§ **Task directions**: Give all the lines below again, exactly, with no pictures.

§ **Data supplied**:

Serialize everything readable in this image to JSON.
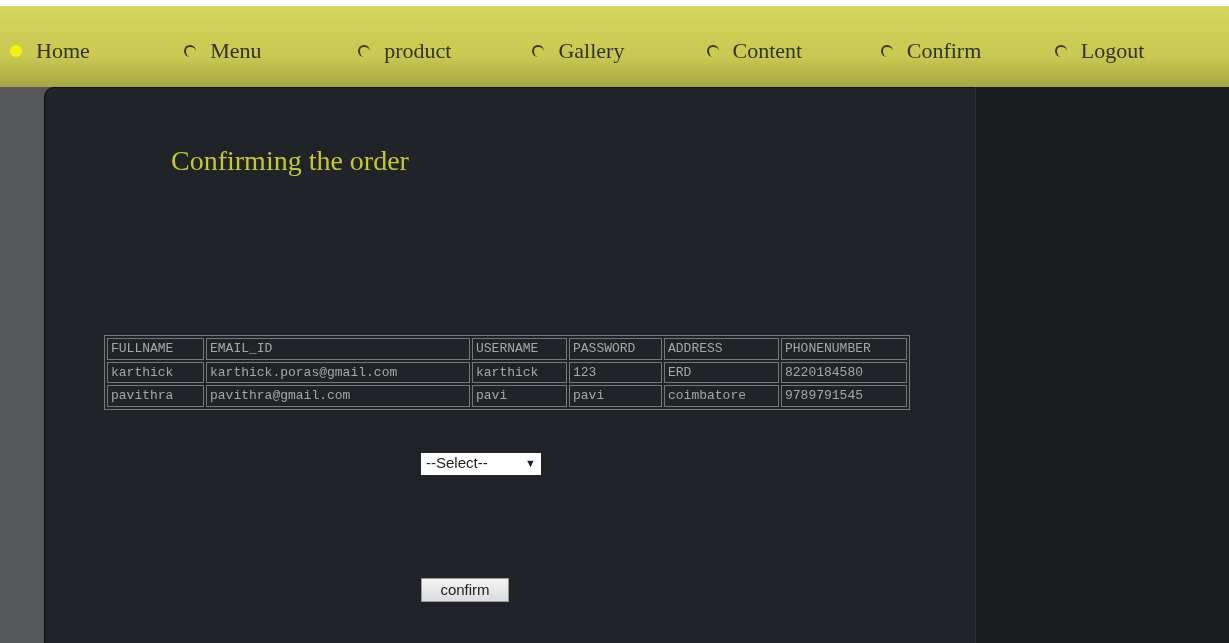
{
  "nav": [
    {
      "label": "Home",
      "selected": true
    },
    {
      "label": "Menu",
      "selected": false
    },
    {
      "label": "product",
      "selected": false
    },
    {
      "label": "Gallery",
      "selected": false
    },
    {
      "label": "Content",
      "selected": false
    },
    {
      "label": "Confirm",
      "selected": false
    },
    {
      "label": "Logout",
      "selected": false
    }
  ],
  "title": "Confirming the order",
  "table": {
    "columns": [
      "FULLNAME",
      "EMAIL_ID",
      "USERNAME",
      "PASSWORD",
      "ADDRESS",
      "PHONENUMBER"
    ],
    "rows": [
      [
        "karthick",
        "karthick.poras@gmail.com",
        "karthick",
        "123",
        "ERD",
        "8220184580"
      ],
      [
        "pavithra",
        "pavithra@gmail.com",
        "pavi",
        "pavi",
        "coimbatore",
        "9789791545"
      ]
    ]
  },
  "select": {
    "value": "--Select--",
    "arrow": "▼"
  },
  "button": "confirm"
}
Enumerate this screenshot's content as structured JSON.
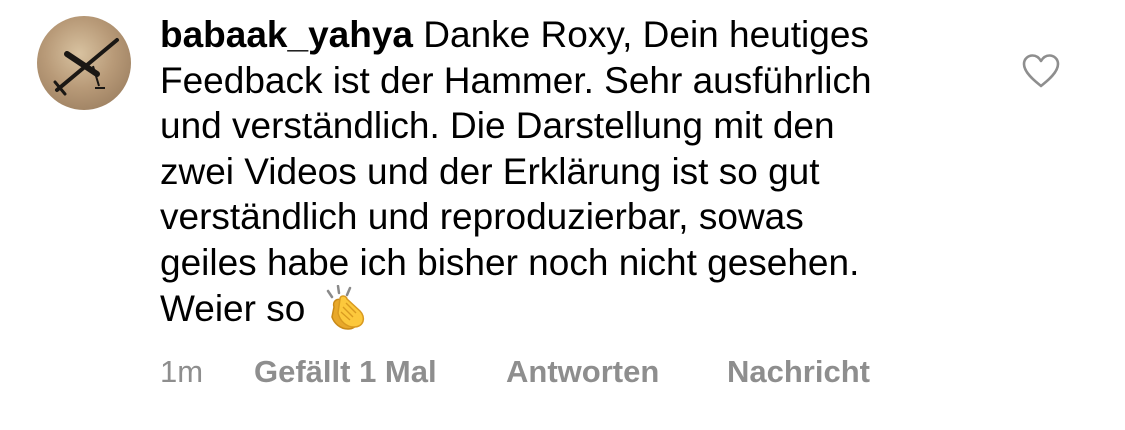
{
  "comment": {
    "username": "babaak_yahya",
    "text_lines": [
      "Danke Roxy, Dein heutiges",
      "Feedback ist der Hammer. Sehr ausführlich",
      "und verständlich. Die Darstellung mit den",
      "zwei Videos und der Erklärung ist so gut",
      "verständlich und reproduzierbar, sowas",
      "geiles habe ich bisher noch nicht gesehen.",
      "Weier so"
    ],
    "emoji": "clapping-hands",
    "avatar": "airplane-silhouette"
  },
  "footer": {
    "timestamp": "1m",
    "likes": "Gefällt 1 Mal",
    "reply_label": "Antworten",
    "message_label": "Nachricht"
  },
  "icons": {
    "like": "heart-outline-icon"
  },
  "colors": {
    "text": "#000000",
    "meta": "#8e8e8e",
    "icon": "#8e8e8e"
  }
}
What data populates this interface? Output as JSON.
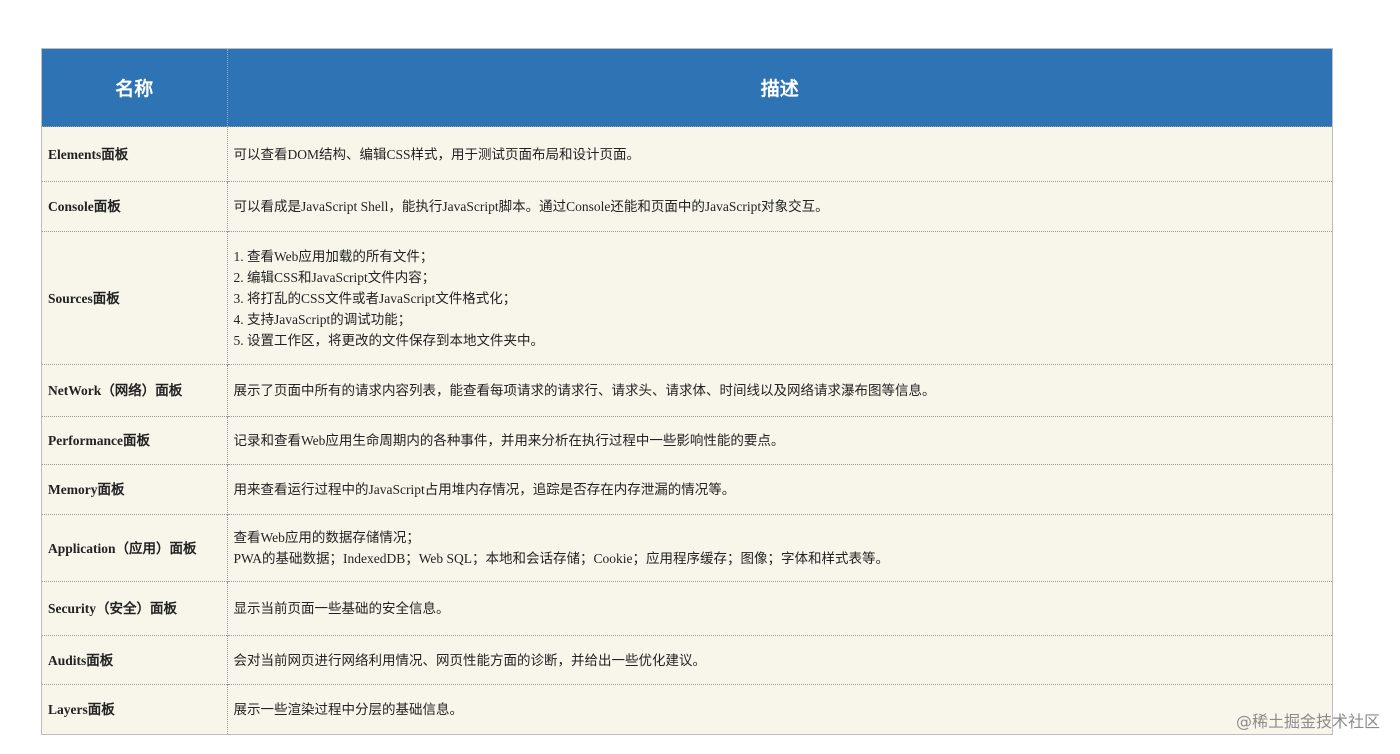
{
  "header": {
    "name": "名称",
    "desc": "描述"
  },
  "rows": [
    {
      "name": "Elements面板",
      "desc": [
        "可以查看DOM结构、编辑CSS样式，用于测试页面布局和设计页面。"
      ]
    },
    {
      "name": "Console面板",
      "desc": [
        "可以看成是JavaScript Shell，能执行JavaScript脚本。通过Console还能和页面中的JavaScript对象交互。"
      ]
    },
    {
      "name": "Sources面板",
      "desc": [
        "1. 查看Web应用加载的所有文件；",
        "2. 编辑CSS和JavaScript文件内容；",
        "3. 将打乱的CSS文件或者JavaScript文件格式化；",
        "4. 支持JavaScript的调试功能；",
        "5. 设置工作区，将更改的文件保存到本地文件夹中。"
      ]
    },
    {
      "name": "NetWork（网络）面板",
      "desc": [
        "展示了页面中所有的请求内容列表，能查看每项请求的请求行、请求头、请求体、时间线以及网络请求瀑布图等信息。"
      ]
    },
    {
      "name": "Performance面板",
      "desc": [
        "记录和查看Web应用生命周期内的各种事件，并用来分析在执行过程中一些影响性能的要点。"
      ]
    },
    {
      "name": "Memory面板",
      "desc": [
        "用来查看运行过程中的JavaScript占用堆内存情况，追踪是否存在内存泄漏的情况等。"
      ]
    },
    {
      "name": "Application（应用）面板",
      "desc": [
        "查看Web应用的数据存储情况；",
        "PWA的基础数据；IndexedDB；Web SQL；本地和会话存储；Cookie；应用程序缓存；图像；字体和样式表等。"
      ]
    },
    {
      "name": "Security（安全）面板",
      "desc": [
        "显示当前页面一些基础的安全信息。"
      ]
    },
    {
      "name": "Audits面板",
      "desc": [
        "会对当前网页进行网络利用情况、网页性能方面的诊断，并给出一些优化建议。"
      ]
    },
    {
      "name": "Layers面板",
      "desc": [
        "展示一些渲染过程中分层的基础信息。"
      ]
    }
  ],
  "row_heights": [
    54,
    49,
    132,
    51,
    47,
    49,
    66,
    53,
    48,
    49
  ],
  "watermark": "@稀土掘金技术社区"
}
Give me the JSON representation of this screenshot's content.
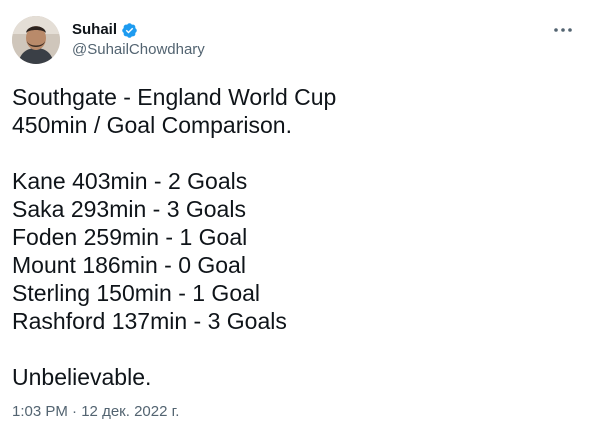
{
  "author": {
    "display_name": "Suhail",
    "handle": "@SuhailChowdhary",
    "verified": true,
    "verified_color": "#1d9bf0"
  },
  "menu": {
    "icon": "more-horizontal-icon"
  },
  "tweet": {
    "header_lines": [
      "Southgate - England World Cup",
      "450min / Goal Comparison."
    ],
    "player_lines": [
      "Kane 403min - 2 Goals",
      "Saka 293min - 3 Goals",
      "Foden 259min - 1 Goal",
      "Mount 186min - 0 Goal",
      "Sterling 150min - 1 Goal",
      "Rashford 137min - 3 Goals"
    ],
    "closing": "Unbelievable."
  },
  "meta": {
    "time": "1:03 PM",
    "separator": "·",
    "date": "12 дек. 2022 г."
  },
  "colors": {
    "text": "#0f1419",
    "secondary": "#536471",
    "background": "#ffffff"
  }
}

§ **Solution**:
Serialize everything readable in this image to JSON.
{
  "nav": [
    {
      "label": "Home",
      "selected": true
    },
    {
      "label": "Menu",
      "selected": false
    },
    {
      "label": "product",
      "selected": false
    },
    {
      "label": "Gallery",
      "selected": false
    },
    {
      "label": "Content",
      "selected": false
    },
    {
      "label": "Confirm",
      "selected": false
    },
    {
      "label": "Logout",
      "selected": false
    }
  ],
  "title": "Confirming the order",
  "table": {
    "columns": [
      "FULLNAME",
      "EMAIL_ID",
      "USERNAME",
      "PASSWORD",
      "ADDRESS",
      "PHONENUMBER"
    ],
    "rows": [
      [
        "karthick",
        "karthick.poras@gmail.com",
        "karthick",
        "123",
        "ERD",
        "8220184580"
      ],
      [
        "pavithra",
        "pavithra@gmail.com",
        "pavi",
        "pavi",
        "coimbatore",
        "9789791545"
      ]
    ]
  },
  "select": {
    "value": "--Select--",
    "arrow": "▼"
  },
  "button": "confirm"
}
Enumerate this screenshot's content as structured JSON.
{
  "comment": {
    "username": "babaak_yahya",
    "text_lines": [
      "Danke Roxy, Dein heutiges",
      "Feedback ist der Hammer. Sehr ausführlich",
      "und verständlich. Die Darstellung mit den",
      "zwei Videos und der Erklärung ist so gut",
      "verständlich und reproduzierbar, sowas",
      "geiles habe ich bisher noch nicht gesehen.",
      "Weier so"
    ],
    "emoji": "clapping-hands",
    "avatar": "airplane-silhouette"
  },
  "footer": {
    "timestamp": "1m",
    "likes": "Gefällt 1 Mal",
    "reply_label": "Antworten",
    "message_label": "Nachricht"
  },
  "icons": {
    "like": "heart-outline-icon"
  },
  "colors": {
    "text": "#000000",
    "meta": "#8e8e8e",
    "icon": "#8e8e8e"
  }
}
What data populates this interface? Output as JSON.
{
  "header": {
    "name": "名称",
    "desc": "描述"
  },
  "rows": [
    {
      "name": "Elements面板",
      "desc": [
        "可以查看DOM结构、编辑CSS样式，用于测试页面布局和设计页面。"
      ]
    },
    {
      "name": "Console面板",
      "desc": [
        "可以看成是JavaScript Shell，能执行JavaScript脚本。通过Console还能和页面中的JavaScript对象交互。"
      ]
    },
    {
      "name": "Sources面板",
      "desc": [
        "1. 查看Web应用加载的所有文件；",
        "2. 编辑CSS和JavaScript文件内容；",
        "3. 将打乱的CSS文件或者JavaScript文件格式化；",
        "4. 支持JavaScript的调试功能；",
        "5. 设置工作区，将更改的文件保存到本地文件夹中。"
      ]
    },
    {
      "name": "NetWork（网络）面板",
      "desc": [
        "展示了页面中所有的请求内容列表，能查看每项请求的请求行、请求头、请求体、时间线以及网络请求瀑布图等信息。"
      ]
    },
    {
      "name": "Performance面板",
      "desc": [
        "记录和查看Web应用生命周期内的各种事件，并用来分析在执行过程中一些影响性能的要点。"
      ]
    },
    {
      "name": "Memory面板",
      "desc": [
        "用来查看运行过程中的JavaScript占用堆内存情况，追踪是否存在内存泄漏的情况等。"
      ]
    },
    {
      "name": "Application（应用）面板",
      "desc": [
        "查看Web应用的数据存储情况；",
        "PWA的基础数据；IndexedDB；Web SQL；本地和会话存储；Cookie；应用程序缓存；图像；字体和样式表等。"
      ]
    },
    {
      "name": "Security（安全）面板",
      "desc": [
        "显示当前页面一些基础的安全信息。"
      ]
    },
    {
      "name": "Audits面板",
      "desc": [
        "会对当前网页进行网络利用情况、网页性能方面的诊断，并给出一些优化建议。"
      ]
    },
    {
      "name": "Layers面板",
      "desc": [
        "展示一些渲染过程中分层的基础信息。"
      ]
    }
  ],
  "row_heights": [
    54,
    49,
    132,
    51,
    47,
    49,
    66,
    53,
    48,
    49
  ],
  "watermark": "@稀土掘金技术社区"
}
Give me the JSON representation of this screenshot's content.
{
  "author": {
    "display_name": "Suhail",
    "handle": "@SuhailChowdhary",
    "verified": true,
    "verified_color": "#1d9bf0"
  },
  "menu": {
    "icon": "more-horizontal-icon"
  },
  "tweet": {
    "header_lines": [
      "Southgate - England World Cup",
      "450min / Goal Comparison."
    ],
    "player_lines": [
      "Kane 403min - 2 Goals",
      "Saka 293min - 3 Goals",
      "Foden 259min - 1 Goal",
      "Mount 186min - 0 Goal",
      "Sterling 150min - 1 Goal",
      "Rashford 137min - 3 Goals"
    ],
    "closing": "Unbelievable."
  },
  "meta": {
    "time": "1:03 PM",
    "separator": "·",
    "date": "12 дек. 2022 г."
  },
  "colors": {
    "text": "#0f1419",
    "secondary": "#536471",
    "background": "#ffffff"
  }
}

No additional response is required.